(Your goal)
Restate the records in full, keeping every word as it is.

- Opening Delimiter -

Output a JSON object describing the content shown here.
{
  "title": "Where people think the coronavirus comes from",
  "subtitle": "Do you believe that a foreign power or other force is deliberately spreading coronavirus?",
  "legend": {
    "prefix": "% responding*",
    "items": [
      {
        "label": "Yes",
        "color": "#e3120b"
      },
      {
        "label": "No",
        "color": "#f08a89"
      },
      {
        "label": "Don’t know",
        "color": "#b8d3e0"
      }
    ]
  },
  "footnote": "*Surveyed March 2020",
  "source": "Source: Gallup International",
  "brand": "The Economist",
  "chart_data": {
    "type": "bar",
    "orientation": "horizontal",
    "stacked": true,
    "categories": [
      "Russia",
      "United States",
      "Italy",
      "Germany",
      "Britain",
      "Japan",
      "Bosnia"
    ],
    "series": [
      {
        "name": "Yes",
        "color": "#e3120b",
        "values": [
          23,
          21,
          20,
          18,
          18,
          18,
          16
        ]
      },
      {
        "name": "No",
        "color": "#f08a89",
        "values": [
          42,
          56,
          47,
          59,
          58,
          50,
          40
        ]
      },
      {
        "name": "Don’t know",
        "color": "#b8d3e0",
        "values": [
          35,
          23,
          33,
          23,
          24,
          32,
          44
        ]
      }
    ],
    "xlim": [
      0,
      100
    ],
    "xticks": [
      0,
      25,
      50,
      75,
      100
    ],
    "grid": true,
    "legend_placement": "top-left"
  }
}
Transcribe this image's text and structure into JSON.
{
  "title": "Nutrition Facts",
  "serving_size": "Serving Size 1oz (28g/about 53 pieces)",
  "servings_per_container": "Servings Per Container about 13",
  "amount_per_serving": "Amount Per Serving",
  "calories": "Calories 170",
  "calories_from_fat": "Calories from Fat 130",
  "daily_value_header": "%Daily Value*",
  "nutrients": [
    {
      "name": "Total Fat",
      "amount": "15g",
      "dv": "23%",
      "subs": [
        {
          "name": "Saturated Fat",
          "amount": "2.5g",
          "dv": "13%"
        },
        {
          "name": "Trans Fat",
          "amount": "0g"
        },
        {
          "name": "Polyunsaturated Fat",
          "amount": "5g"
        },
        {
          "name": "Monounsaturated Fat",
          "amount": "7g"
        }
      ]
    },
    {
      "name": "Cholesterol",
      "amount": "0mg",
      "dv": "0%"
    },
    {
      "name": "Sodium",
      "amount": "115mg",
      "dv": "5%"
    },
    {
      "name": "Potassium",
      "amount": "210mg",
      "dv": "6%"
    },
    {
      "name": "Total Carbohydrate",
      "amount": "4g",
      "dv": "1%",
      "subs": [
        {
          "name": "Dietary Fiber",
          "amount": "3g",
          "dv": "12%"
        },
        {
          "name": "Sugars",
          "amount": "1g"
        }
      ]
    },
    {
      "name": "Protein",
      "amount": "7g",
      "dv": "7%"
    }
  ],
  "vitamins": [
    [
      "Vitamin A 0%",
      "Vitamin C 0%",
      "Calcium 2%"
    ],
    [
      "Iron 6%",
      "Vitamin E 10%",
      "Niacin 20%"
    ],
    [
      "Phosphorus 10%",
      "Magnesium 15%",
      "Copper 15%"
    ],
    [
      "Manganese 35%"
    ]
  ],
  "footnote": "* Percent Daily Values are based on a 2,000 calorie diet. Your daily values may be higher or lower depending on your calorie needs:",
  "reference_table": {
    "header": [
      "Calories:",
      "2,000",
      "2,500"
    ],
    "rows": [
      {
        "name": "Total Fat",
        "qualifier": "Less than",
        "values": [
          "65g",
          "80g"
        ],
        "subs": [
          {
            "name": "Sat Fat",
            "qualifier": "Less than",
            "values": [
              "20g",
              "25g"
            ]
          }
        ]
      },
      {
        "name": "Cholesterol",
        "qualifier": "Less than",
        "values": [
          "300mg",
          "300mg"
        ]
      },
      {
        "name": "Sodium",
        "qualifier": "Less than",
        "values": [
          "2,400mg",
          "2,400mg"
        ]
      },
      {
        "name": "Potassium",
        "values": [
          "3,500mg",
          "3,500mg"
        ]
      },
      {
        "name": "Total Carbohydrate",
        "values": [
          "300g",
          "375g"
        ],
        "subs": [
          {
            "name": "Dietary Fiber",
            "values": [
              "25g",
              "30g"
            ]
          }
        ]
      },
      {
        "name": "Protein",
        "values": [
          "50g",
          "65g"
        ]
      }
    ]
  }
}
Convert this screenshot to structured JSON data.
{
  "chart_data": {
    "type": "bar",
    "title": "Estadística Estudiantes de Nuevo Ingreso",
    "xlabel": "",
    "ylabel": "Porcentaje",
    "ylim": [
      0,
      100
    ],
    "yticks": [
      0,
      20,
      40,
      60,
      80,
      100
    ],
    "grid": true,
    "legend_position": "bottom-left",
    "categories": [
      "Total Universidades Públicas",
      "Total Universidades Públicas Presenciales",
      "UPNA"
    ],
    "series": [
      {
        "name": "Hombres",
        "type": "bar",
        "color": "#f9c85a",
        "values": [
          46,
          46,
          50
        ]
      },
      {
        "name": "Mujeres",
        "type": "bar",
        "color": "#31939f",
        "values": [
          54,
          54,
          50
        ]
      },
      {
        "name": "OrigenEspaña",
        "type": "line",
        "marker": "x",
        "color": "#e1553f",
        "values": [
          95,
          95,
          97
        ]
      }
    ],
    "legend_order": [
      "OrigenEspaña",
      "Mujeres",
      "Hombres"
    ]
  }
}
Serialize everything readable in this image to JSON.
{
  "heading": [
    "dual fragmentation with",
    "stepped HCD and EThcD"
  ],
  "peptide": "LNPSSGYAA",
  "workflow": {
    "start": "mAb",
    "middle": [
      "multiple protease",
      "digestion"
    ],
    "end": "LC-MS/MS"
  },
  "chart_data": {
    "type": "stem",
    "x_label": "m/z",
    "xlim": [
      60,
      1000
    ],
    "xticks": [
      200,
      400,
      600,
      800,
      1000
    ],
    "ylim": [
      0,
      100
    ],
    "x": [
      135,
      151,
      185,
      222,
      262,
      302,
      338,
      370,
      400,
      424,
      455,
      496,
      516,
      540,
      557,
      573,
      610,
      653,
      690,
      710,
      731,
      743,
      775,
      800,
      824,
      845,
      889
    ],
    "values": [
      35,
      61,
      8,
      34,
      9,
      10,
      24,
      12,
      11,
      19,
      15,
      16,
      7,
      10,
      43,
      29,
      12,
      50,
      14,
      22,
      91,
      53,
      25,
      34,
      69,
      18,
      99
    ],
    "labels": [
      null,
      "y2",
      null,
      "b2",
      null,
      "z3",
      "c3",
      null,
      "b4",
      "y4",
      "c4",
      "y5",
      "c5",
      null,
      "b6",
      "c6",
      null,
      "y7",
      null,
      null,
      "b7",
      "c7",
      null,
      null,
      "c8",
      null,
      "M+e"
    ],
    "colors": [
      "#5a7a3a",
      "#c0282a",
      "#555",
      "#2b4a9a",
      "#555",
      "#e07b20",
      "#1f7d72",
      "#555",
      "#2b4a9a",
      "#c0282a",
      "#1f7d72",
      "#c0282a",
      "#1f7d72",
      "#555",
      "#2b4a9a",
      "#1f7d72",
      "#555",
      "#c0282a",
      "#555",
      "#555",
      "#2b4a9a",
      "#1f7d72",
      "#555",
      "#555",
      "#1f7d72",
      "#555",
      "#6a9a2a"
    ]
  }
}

- Closing Delimiter -

(Output below)
Output a JSON object describing the content shown here.
{
  "title": "Where people think the coronavirus comes from",
  "subtitle": "Do you believe that a foreign power or other force is deliberately spreading coronavirus?",
  "legend": {
    "prefix": "% responding*",
    "items": [
      {
        "label": "Yes",
        "color": "#e3120b"
      },
      {
        "label": "No",
        "color": "#f08a89"
      },
      {
        "label": "Don’t know",
        "color": "#b8d3e0"
      }
    ]
  },
  "footnote": "*Surveyed March 2020",
  "source": "Source: Gallup International",
  "brand": "The Economist",
  "chart_data": {
    "type": "bar",
    "orientation": "horizontal",
    "stacked": true,
    "categories": [
      "Russia",
      "United States",
      "Italy",
      "Germany",
      "Britain",
      "Japan",
      "Bosnia"
    ],
    "series": [
      {
        "name": "Yes",
        "color": "#e3120b",
        "values": [
          23,
          21,
          20,
          18,
          18,
          18,
          16
        ]
      },
      {
        "name": "No",
        "color": "#f08a89",
        "values": [
          42,
          56,
          47,
          59,
          58,
          50,
          40
        ]
      },
      {
        "name": "Don’t know",
        "color": "#b8d3e0",
        "values": [
          35,
          23,
          33,
          23,
          24,
          32,
          44
        ]
      }
    ],
    "xlim": [
      0,
      100
    ],
    "xticks": [
      0,
      25,
      50,
      75,
      100
    ],
    "grid": true,
    "legend_placement": "top-left"
  }
}
Transcribe this image's text and structure into JSON.
{
  "title": "Nutrition Facts",
  "serving_size": "Serving Size 1oz (28g/about 53 pieces)",
  "servings_per_container": "Servings Per Container about 13",
  "amount_per_serving": "Amount Per Serving",
  "calories": "Calories 170",
  "calories_from_fat": "Calories from Fat 130",
  "daily_value_header": "%Daily Value*",
  "nutrients": [
    {
      "name": "Total Fat",
      "amount": "15g",
      "dv": "23%",
      "subs": [
        {
          "name": "Saturated Fat",
          "amount": "2.5g",
          "dv": "13%"
        },
        {
          "name": "Trans Fat",
          "amount": "0g"
        },
        {
          "name": "Polyunsaturated Fat",
          "amount": "5g"
        },
        {
          "name": "Monounsaturated Fat",
          "amount": "7g"
        }
      ]
    },
    {
      "name": "Cholesterol",
      "amount": "0mg",
      "dv": "0%"
    },
    {
      "name": "Sodium",
      "amount": "115mg",
      "dv": "5%"
    },
    {
      "name": "Potassium",
      "amount": "210mg",
      "dv": "6%"
    },
    {
      "name": "Total Carbohydrate",
      "amount": "4g",
      "dv": "1%",
      "subs": [
        {
          "name": "Dietary Fiber",
          "amount": "3g",
          "dv": "12%"
        },
        {
          "name": "Sugars",
          "amount": "1g"
        }
      ]
    },
    {
      "name": "Protein",
      "amount": "7g",
      "dv": "7%"
    }
  ],
  "vitamins": [
    [
      "Vitamin A 0%",
      "Vitamin C 0%",
      "Calcium 2%"
    ],
    [
      "Iron 6%",
      "Vitamin E 10%",
      "Niacin 20%"
    ],
    [
      "Phosphorus 10%",
      "Magnesium 15%",
      "Copper 15%"
    ],
    [
      "Manganese 35%"
    ]
  ],
  "footnote": "* Percent Daily Values are based on a 2,000 calorie diet. Your daily values may be higher or lower depending on your calorie needs:",
  "reference_table": {
    "header": [
      "Calories:",
      "2,000",
      "2,500"
    ],
    "rows": [
      {
        "name": "Total Fat",
        "qualifier": "Less than",
        "values": [
          "65g",
          "80g"
        ],
        "subs": [
          {
            "name": "Sat Fat",
            "qualifier": "Less than",
            "values": [
              "20g",
              "25g"
            ]
          }
        ]
      },
      {
        "name": "Cholesterol",
        "qualifier": "Less than",
        "values": [
          "300mg",
          "300mg"
        ]
      },
      {
        "name": "Sodium",
        "qualifier": "Less than",
        "values": [
          "2,400mg",
          "2,400mg"
        ]
      },
      {
        "name": "Potassium",
        "values": [
          "3,500mg",
          "3,500mg"
        ]
      },
      {
        "name": "Total Carbohydrate",
        "values": [
          "300g",
          "375g"
        ],
        "subs": [
          {
            "name": "Dietary Fiber",
            "values": [
              "25g",
              "30g"
            ]
          }
        ]
      },
      {
        "name": "Protein",
        "values": [
          "50g",
          "65g"
        ]
      }
    ]
  }
}
Convert this screenshot to structured JSON data.
{
  "chart_data": {
    "type": "bar",
    "title": "Estadística Estudiantes de Nuevo Ingreso",
    "xlabel": "",
    "ylabel": "Porcentaje",
    "ylim": [
      0,
      100
    ],
    "yticks": [
      0,
      20,
      40,
      60,
      80,
      100
    ],
    "grid": true,
    "legend_position": "bottom-left",
    "categories": [
      "Total Universidades Públicas",
      "Total Universidades Públicas Presenciales",
      "UPNA"
    ],
    "series": [
      {
        "name": "Hombres",
        "type": "bar",
        "color": "#f9c85a",
        "values": [
          46,
          46,
          50
        ]
      },
      {
        "name": "Mujeres",
        "type": "bar",
        "color": "#31939f",
        "values": [
          54,
          54,
          50
        ]
      },
      {
        "name": "OrigenEspaña",
        "type": "line",
        "marker": "x",
        "color": "#e1553f",
        "values": [
          95,
          95,
          97
        ]
      }
    ],
    "legend_order": [
      "OrigenEspaña",
      "Mujeres",
      "Hombres"
    ]
  }
}
Serialize everything readable in this image to JSON.
{
  "heading": [
    "dual fragmentation with",
    "stepped HCD and EThcD"
  ],
  "peptide": "LNPSSGYAA",
  "workflow": {
    "start": "mAb",
    "middle": [
      "multiple protease",
      "digestion"
    ],
    "end": "LC-MS/MS"
  },
  "chart_data": {
    "type": "stem",
    "x_label": "m/z",
    "xlim": [
      60,
      1000
    ],
    "xticks": [
      200,
      400,
      600,
      800,
      1000
    ],
    "ylim": [
      0,
      100
    ],
    "x": [
      135,
      151,
      185,
      222,
      262,
      302,
      338,
      370,
      400,
      424,
      455,
      496,
      516,
      540,
      557,
      573,
      610,
      653,
      690,
      710,
      731,
      743,
      775,
      800,
      824,
      845,
      889
    ],
    "values": [
      35,
      61,
      8,
      34,
      9,
      10,
      24,
      12,
      11,
      19,
      15,
      16,
      7,
      10,
      43,
      29,
      12,
      50,
      14,
      22,
      91,
      53,
      25,
      34,
      69,
      18,
      99
    ],
    "labels": [
      null,
      "y2",
      null,
      "b2",
      null,
      "z3",
      "c3",
      null,
      "b4",
      "y4",
      "c4",
      "y5",
      "c5",
      null,
      "b6",
      "c6",
      null,
      "y7",
      null,
      null,
      "b7",
      "c7",
      null,
      null,
      "c8",
      null,
      "M+e"
    ],
    "colors": [
      "#5a7a3a",
      "#c0282a",
      "#555",
      "#2b4a9a",
      "#555",
      "#e07b20",
      "#1f7d72",
      "#555",
      "#2b4a9a",
      "#c0282a",
      "#1f7d72",
      "#c0282a",
      "#1f7d72",
      "#555",
      "#2b4a9a",
      "#1f7d72",
      "#555",
      "#c0282a",
      "#555",
      "#555",
      "#2b4a9a",
      "#1f7d72",
      "#555",
      "#555",
      "#1f7d72",
      "#555",
      "#6a9a2a"
    ]
  }
}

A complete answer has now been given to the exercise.